Reproduce the listing below in its entirety. Change nothing.
----
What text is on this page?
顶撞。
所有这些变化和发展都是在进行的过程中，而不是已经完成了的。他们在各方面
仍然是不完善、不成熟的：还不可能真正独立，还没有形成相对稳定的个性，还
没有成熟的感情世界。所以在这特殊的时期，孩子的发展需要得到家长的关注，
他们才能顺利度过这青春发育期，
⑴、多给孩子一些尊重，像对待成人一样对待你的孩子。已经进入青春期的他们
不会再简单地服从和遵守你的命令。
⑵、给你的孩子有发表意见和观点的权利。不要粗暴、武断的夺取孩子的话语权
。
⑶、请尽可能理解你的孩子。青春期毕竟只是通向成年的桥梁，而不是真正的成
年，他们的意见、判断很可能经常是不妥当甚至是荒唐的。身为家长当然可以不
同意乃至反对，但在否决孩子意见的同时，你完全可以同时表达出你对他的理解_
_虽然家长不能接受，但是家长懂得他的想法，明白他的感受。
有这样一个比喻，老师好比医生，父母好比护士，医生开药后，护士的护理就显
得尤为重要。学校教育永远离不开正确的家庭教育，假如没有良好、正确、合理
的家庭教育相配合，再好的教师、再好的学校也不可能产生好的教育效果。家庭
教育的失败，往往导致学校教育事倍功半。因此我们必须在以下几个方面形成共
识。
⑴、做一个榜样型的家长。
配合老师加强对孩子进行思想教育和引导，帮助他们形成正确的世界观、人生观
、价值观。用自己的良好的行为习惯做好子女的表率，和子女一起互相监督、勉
----
▶ **Output of the task**
What text is on this page?
顶撞。
所有这些变化和发展都是在进行的过程中，而不是已经完成了的。他们在各方面
仍然是不完善、不成熟的：还不可能真正独立，还没有形成相对稳定的个性，还
没有成熟的感情世界。所以在这特殊的时期，孩子的发展需要得到家长的关注，
他们才能顺利度过这青春发育期，
⑴、多给孩子一些尊重，像对待成人一样对待你的孩子。已经进入青春期的他们
不会再简单地服从和遵守你的命令。
⑵、给你的孩子有发表意见和观点的权利。不要粗暴、武断的夺取孩子的话语权
。
⑶、请尽可能理解你的孩子。青春期毕竟只是通向成年的桥梁，而不是真正的成
年，他们的意见、判断很可能经常是不妥当甚至是荒唐的。身为家长当然可以不
同意乃至反对，但在否决孩子意见的同时，你完全可以同时表达出你对他的理解_
_虽然家长不能接受，但是家长懂得他的想法，明白他的感受。
有这样一个比喻，老师好比医生，父母好比护士，医生开药后，护士的护理就显
得尤为重要。学校教育永远离不开正确的家庭教育，假如没有良好、正确、合理
的家庭教育相配合，再好的教师、再好的学校也不可能产生好的教育效果。家庭
教育的失败，往往导致学校教育事倍功半。因此我们必须在以下几个方面形成共
识。
⑴、做一个榜样型的家长。
配合老师加强对孩子进行思想教育和引导，帮助他们形成正确的世界观、人生观
、价值观。用自己的良好的行为习惯做好子女的表率，和子女一起互相监督、勉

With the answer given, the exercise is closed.